Hematopoietic stem cell-derived exosomes promote hematopoietic differentiation of mouse embryonic stem cells in vitro via inhibiting the miR126/Notch1 pathway

Cell-derived exosomes (EXs) can modulate target cell differentiation via microRNAs (miRs) that they carried. Previous studies have shown that miR126 is highly expressed in hematopoietic stem cells (HSCs) and plays a role in hematopoiesis via modulating the Notch pathway that participates in progenitors' cell fate decisions. In this study we investigated whether HSC-derived EXs (HSCEXs) could affect the differentiation of mouse embryonic stem cells (ESCs) into HSCs. We prepared HSC-EXs(con), HSC-EXs(sc) and HSC-EXs(miR126) from control HSCs and the HSCs transfected with scramble control or miR126 mimics, respectively. HSC-EXs were isolated by ultracentrifugation and analyzed using nanoparticle tracking analysis. We incubated the collected EXs with mouse ESCs over a 10-d differentiation induction period, during which HSC-EXs and a Notch pathway activator (Jagged1, 100 ng/mL) were added to the cultures every 3 d. After the 10-d differentiation period, the expression levels of miR126, SSEA1, CD117, Sca1, Notch1 and Hes1 in ESCs were assessed. The generated HSCs were validated by flow cytometry using antibodies against HSC markers (CD117, CD34 and Sca1). Our results revealed that: (1) transfection with miR126 mimics significantly increased miR126 levels in HSC-EXs(miR126). (2) HSC-EX co-culture promoted mouse ESCs differentiation into HSCs with the most prominent effect found in the HSC-EXs(miR126) co-culture. (3) HSC differentiation was verified by reduced SSEA1 expression and increased CD117 and Sca1 expression. (4) All the effects caused by HSCEXs were accompanied by significant reduction of Notch1 and Hes1 expression, thus inhibition of the Notch1/Hes1 pathway, whereas activation of Notch by Jagged1 abolished the effects of HSC-EXs(miR126). In conclusion, HSC-EXs promote hematopoietic differentiation of mouse ESCs in vitro by inhibiting the miR126/Notch1 pathway.

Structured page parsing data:

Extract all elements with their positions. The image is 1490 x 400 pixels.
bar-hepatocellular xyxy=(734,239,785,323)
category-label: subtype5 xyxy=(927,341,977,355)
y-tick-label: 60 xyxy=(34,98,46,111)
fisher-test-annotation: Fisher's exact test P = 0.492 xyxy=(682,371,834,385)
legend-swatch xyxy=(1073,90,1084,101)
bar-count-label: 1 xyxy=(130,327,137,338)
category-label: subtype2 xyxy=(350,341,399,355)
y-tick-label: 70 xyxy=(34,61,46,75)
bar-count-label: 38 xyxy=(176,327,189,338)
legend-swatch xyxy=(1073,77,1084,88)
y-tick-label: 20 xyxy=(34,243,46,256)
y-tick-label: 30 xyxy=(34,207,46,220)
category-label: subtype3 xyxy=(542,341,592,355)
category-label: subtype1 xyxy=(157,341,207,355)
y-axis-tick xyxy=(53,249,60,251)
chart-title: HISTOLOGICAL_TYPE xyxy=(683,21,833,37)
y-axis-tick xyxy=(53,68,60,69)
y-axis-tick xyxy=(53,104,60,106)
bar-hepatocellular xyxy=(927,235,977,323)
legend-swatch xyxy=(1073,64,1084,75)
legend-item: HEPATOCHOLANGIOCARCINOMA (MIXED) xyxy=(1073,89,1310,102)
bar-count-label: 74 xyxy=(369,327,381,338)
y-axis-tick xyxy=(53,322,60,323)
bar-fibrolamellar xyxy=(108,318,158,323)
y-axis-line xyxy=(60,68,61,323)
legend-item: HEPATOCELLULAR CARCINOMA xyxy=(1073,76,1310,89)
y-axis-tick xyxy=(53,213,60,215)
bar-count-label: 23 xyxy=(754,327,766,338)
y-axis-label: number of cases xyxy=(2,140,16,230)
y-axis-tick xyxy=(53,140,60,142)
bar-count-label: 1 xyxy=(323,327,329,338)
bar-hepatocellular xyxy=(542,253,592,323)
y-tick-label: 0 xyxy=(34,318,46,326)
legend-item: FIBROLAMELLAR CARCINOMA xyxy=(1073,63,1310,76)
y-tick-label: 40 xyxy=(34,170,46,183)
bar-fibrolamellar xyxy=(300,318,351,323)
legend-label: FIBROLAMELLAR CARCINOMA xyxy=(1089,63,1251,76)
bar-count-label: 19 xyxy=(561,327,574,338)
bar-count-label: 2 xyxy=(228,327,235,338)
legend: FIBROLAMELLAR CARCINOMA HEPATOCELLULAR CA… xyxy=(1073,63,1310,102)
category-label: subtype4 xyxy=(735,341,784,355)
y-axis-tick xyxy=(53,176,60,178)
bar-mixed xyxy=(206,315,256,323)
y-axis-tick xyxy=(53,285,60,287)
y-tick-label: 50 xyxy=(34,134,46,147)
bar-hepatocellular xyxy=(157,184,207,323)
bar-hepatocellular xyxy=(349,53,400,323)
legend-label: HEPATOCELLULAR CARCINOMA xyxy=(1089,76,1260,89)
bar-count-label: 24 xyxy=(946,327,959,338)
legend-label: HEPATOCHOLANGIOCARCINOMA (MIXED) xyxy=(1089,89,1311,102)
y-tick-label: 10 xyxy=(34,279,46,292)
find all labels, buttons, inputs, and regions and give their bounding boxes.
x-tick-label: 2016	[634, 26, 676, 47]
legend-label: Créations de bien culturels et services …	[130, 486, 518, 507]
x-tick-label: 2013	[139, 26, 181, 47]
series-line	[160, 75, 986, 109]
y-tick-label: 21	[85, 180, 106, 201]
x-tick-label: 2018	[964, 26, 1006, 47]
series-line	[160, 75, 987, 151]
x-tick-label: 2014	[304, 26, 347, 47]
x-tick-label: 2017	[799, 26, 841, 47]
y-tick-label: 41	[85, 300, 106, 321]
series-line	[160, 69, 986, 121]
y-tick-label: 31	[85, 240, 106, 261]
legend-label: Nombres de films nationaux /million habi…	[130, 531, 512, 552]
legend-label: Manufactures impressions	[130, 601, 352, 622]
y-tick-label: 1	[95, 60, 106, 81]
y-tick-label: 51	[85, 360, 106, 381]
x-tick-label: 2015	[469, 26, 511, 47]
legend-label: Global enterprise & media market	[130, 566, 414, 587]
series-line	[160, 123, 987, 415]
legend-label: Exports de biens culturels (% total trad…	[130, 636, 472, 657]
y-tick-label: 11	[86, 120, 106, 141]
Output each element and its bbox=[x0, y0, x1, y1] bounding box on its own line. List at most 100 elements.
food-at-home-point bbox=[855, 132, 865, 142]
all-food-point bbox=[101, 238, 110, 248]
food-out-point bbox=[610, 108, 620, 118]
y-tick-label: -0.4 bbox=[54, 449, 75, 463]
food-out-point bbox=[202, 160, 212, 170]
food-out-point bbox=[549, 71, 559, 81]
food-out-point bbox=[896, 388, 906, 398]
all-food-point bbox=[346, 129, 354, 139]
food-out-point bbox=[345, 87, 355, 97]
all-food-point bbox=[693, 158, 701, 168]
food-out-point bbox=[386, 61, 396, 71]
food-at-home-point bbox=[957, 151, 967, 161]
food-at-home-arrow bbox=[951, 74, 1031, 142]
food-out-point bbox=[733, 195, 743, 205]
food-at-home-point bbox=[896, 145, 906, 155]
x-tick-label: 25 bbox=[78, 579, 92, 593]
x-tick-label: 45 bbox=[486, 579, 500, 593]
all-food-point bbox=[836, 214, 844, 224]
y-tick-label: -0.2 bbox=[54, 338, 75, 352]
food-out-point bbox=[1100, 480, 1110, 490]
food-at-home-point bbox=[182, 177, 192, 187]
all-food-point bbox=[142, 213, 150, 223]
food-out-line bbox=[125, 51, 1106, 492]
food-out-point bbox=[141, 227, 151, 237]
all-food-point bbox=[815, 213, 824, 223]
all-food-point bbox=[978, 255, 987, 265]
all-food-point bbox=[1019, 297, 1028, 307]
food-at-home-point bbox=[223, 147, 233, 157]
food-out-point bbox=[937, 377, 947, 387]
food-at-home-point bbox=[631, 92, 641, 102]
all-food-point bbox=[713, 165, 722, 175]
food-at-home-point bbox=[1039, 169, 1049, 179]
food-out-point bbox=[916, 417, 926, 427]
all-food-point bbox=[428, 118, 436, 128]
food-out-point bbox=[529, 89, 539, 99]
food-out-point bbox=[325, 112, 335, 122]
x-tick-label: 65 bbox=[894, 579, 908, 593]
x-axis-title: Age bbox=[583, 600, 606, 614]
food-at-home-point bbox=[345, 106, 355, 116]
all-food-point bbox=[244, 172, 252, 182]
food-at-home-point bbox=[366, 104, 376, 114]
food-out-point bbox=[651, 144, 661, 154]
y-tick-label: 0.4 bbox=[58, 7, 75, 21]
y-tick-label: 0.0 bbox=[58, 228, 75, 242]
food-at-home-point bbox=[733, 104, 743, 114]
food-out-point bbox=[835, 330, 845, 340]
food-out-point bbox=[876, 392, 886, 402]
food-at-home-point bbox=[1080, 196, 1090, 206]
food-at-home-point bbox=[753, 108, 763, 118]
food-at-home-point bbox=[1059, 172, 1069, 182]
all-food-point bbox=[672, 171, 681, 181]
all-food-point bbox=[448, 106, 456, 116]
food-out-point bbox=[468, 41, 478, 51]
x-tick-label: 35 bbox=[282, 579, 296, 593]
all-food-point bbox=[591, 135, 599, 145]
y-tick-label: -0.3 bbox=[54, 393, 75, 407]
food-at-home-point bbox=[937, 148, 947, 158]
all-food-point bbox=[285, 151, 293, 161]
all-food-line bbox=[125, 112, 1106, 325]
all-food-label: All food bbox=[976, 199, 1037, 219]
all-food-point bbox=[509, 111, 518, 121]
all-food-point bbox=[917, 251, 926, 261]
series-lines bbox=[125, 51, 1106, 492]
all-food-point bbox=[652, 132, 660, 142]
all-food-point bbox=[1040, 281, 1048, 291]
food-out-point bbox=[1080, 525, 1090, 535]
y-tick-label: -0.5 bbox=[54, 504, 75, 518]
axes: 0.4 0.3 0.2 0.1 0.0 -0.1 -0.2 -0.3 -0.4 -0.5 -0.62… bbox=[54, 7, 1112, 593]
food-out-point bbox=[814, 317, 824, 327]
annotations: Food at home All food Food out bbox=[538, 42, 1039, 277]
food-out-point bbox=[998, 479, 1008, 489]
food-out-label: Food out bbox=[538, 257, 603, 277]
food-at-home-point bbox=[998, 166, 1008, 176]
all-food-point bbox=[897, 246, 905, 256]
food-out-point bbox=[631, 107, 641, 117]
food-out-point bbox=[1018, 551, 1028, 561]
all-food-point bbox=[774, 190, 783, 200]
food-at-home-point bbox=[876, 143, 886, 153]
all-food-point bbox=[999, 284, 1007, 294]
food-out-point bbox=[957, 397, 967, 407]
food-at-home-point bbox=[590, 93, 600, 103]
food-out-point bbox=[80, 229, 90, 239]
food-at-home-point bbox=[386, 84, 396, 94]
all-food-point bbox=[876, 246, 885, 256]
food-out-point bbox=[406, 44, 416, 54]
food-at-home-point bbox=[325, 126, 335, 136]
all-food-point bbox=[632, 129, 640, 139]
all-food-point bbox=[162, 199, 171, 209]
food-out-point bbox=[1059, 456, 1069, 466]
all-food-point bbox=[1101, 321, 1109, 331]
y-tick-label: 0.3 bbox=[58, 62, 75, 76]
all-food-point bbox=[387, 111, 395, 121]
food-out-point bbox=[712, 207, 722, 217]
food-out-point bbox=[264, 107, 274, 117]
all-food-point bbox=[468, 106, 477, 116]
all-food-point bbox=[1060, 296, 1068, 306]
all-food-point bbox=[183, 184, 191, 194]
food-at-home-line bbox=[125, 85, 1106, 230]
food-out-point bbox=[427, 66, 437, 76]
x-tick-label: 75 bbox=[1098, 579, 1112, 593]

• **Task prompt**
Please answer these questions using the abstract on hematopoietic stem cell-derived exosomes:
(a) What method was used to isolate HSC-EXs?
(b) How often were HSC-EXs and Jagged1 added to the cultures during differentiation induction?
(c) Which HSC markers did the flow cytometry antibodies target?

• **Expected output**
(a) Ultracentrifugation
(b) Every 3 days
(c) CD117, CD34 and Sca1